- _PROMPT_:
Transcribe the entries that follow exactly as they appear, minus pictures.
:::::
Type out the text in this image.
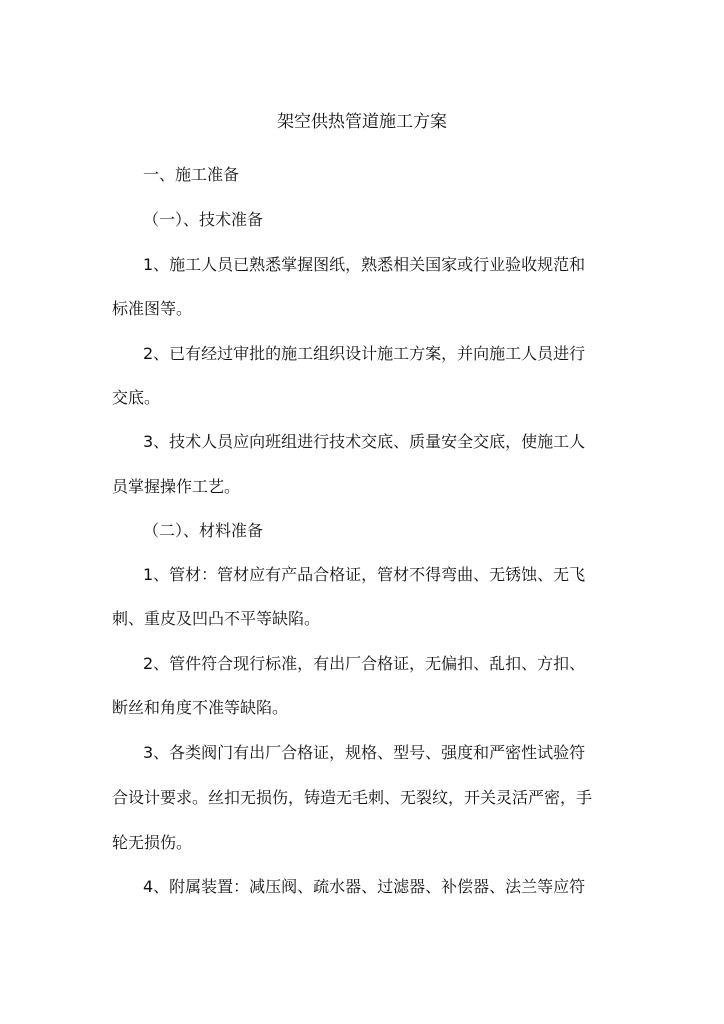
架空供热管道施工方案
一、施工准备
（一）、技术准备
1、施工人员已熟悉掌握图纸，熟悉相关国家或行业验收规范和
标准图等。
2、已有经过审批的施工组织设计施工方案，并向施工人员进行
交底。
3、技术人员应向班组进行技术交底、质量安全交底，使施工人
员掌握操作工艺。
（二）、材料准备
1、管材：管材应有产品合格证，管材不得弯曲、无锈蚀、无飞
刺、重皮及凹凸不平等缺陷。
2、管件符合现行标准，有出厂合格证，无偏扣、乱扣、方扣、
断丝和角度不准等缺陷。
3、各类阀门有出厂合格证，规格、型号、强度和严密性试验符
合设计要求。丝扣无损伤，铸造无毛刺、无裂纹，开关灵活严密，手
轮无损伤。
4、附属装置：减压阀、疏水器、过滤器、补偿器、法兰等应符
:::::
- _ANSWER TO THIS EXERCISE_:
Type out the text in this image.
架空供热管道施工方案
一、施工准备
（一）、技术准备
1、施工人员已熟悉掌握图纸，熟悉相关国家或行业验收规范和
标准图等。
2、已有经过审批的施工组织设计施工方案，并向施工人员进行
交底。
3、技术人员应向班组进行技术交底、质量安全交底，使施工人
员掌握操作工艺。
（二）、材料准备
1、管材：管材应有产品合格证，管材不得弯曲、无锈蚀、无飞
刺、重皮及凹凸不平等缺陷。
2、管件符合现行标准，有出厂合格证，无偏扣、乱扣、方扣、
断丝和角度不准等缺陷。
3、各类阀门有出厂合格证，规格、型号、强度和严密性试验符
合设计要求。丝扣无损伤，铸造无毛刺、无裂纹，开关灵活严密，手
轮无损伤。
4、附属装置：减压阀、疏水器、过滤器、补偿器、法兰等应符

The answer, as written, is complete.